[Collection entries]
* * *
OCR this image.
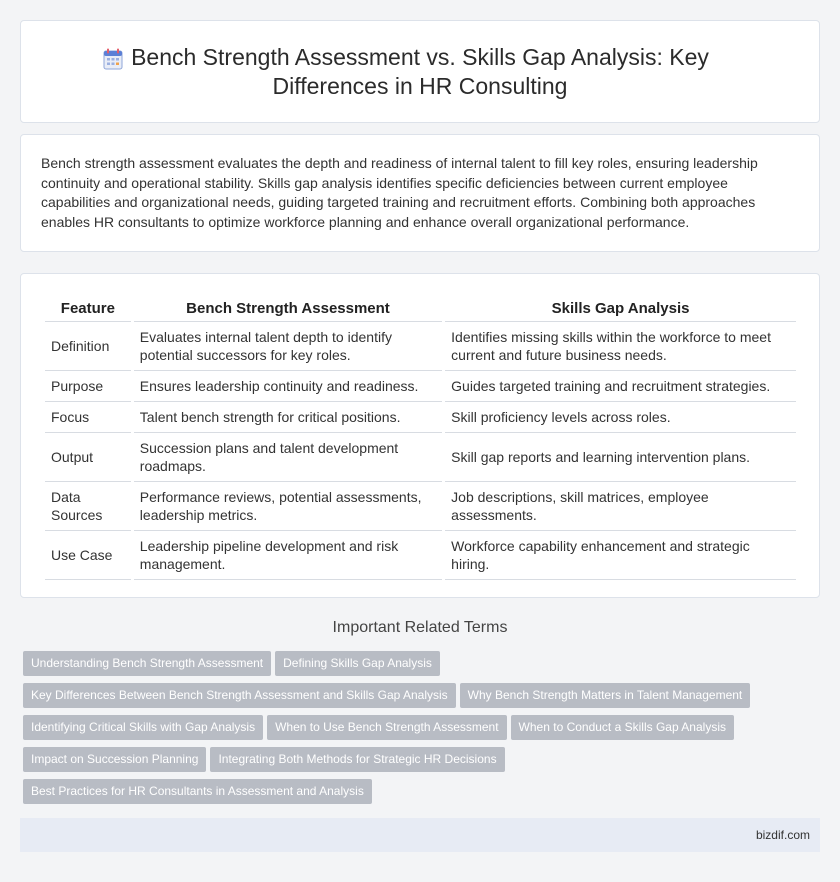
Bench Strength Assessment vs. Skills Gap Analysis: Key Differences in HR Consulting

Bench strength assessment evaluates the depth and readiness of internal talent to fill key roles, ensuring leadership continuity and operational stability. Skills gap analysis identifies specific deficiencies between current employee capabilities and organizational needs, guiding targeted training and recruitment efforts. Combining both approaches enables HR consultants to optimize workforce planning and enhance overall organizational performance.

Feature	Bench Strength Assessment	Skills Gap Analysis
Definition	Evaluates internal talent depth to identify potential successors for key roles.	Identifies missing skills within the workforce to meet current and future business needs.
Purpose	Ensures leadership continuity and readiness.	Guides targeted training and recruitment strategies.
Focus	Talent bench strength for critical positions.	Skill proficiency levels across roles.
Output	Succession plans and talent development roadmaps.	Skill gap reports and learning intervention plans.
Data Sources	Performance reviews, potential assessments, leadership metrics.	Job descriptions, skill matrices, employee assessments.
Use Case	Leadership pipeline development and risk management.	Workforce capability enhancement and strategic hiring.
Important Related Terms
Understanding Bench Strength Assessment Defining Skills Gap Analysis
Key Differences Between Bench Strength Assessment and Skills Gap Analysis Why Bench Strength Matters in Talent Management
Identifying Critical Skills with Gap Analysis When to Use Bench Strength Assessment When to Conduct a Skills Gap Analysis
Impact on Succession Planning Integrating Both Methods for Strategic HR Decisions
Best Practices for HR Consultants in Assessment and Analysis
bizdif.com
* * *
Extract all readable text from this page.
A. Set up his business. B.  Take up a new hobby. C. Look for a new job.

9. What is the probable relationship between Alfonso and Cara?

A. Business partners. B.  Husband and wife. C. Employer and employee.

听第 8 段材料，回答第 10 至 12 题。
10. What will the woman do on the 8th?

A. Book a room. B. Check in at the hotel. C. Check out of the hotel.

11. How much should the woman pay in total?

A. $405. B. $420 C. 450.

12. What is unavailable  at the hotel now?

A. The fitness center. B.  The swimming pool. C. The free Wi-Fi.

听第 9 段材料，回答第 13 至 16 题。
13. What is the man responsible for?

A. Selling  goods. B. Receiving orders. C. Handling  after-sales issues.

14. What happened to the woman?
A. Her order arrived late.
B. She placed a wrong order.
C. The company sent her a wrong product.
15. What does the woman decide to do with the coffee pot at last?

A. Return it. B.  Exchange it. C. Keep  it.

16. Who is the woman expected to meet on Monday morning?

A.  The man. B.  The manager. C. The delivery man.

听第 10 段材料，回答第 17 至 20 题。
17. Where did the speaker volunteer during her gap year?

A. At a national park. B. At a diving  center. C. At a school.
* * *
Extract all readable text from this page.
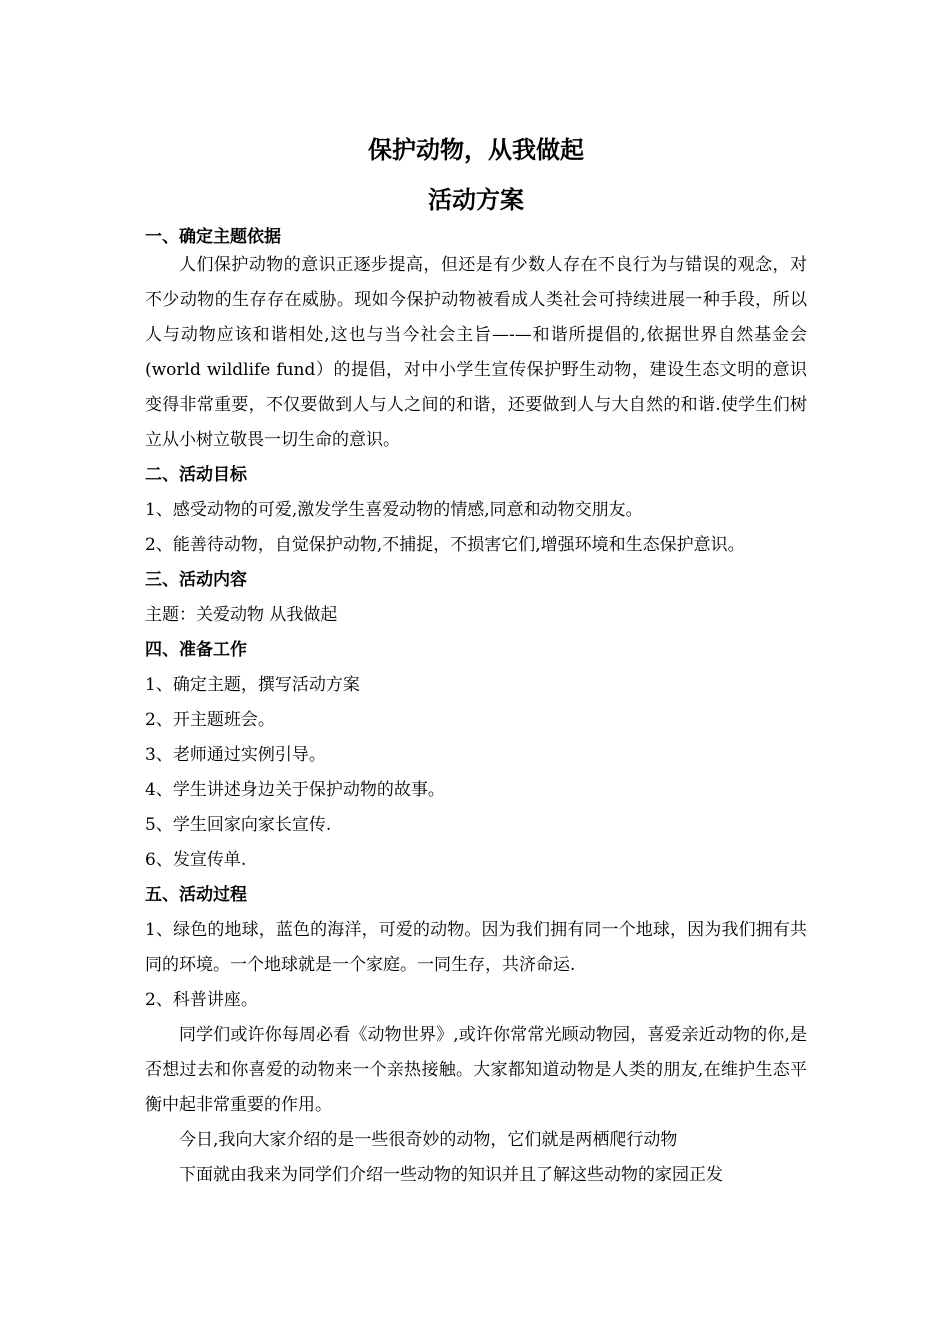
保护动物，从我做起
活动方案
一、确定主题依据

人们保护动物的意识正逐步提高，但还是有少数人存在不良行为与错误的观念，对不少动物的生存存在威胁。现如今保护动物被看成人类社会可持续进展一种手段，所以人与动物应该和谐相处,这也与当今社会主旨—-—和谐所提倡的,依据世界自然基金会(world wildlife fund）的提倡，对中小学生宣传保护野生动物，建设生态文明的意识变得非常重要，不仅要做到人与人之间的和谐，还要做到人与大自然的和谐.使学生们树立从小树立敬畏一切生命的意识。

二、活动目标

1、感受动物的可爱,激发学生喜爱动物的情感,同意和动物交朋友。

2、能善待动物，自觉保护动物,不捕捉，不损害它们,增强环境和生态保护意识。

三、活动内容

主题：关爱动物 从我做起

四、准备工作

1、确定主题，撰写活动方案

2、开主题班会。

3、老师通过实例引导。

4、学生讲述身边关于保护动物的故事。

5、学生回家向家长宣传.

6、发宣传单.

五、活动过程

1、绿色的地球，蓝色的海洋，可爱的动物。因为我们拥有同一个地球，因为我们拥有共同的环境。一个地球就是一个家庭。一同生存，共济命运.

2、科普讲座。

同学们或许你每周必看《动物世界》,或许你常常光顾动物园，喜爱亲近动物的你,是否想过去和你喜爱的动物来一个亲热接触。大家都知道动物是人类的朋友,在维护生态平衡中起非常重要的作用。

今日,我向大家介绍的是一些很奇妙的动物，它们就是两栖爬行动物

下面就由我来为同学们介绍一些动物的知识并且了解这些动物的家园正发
* * *
Exercise task:
Identify and list each line with the word "recruitment".

Answer to the exercise:
Bench strength assessment evaluates the depth and readiness of internal talent to fill key roles, ensuring leadership continuity and operational stability. Skills gap analysis identifies specific deficiencies between current employee capabilities and organizational needs, guiding targeted training and recruitment efforts. Combining both approaches enables HR consultants to optimize workforce planning and enhance overall organizational performance.
Purpose	Ensures leadership continuity and readiness.	Guides targeted training and recruitment strategies.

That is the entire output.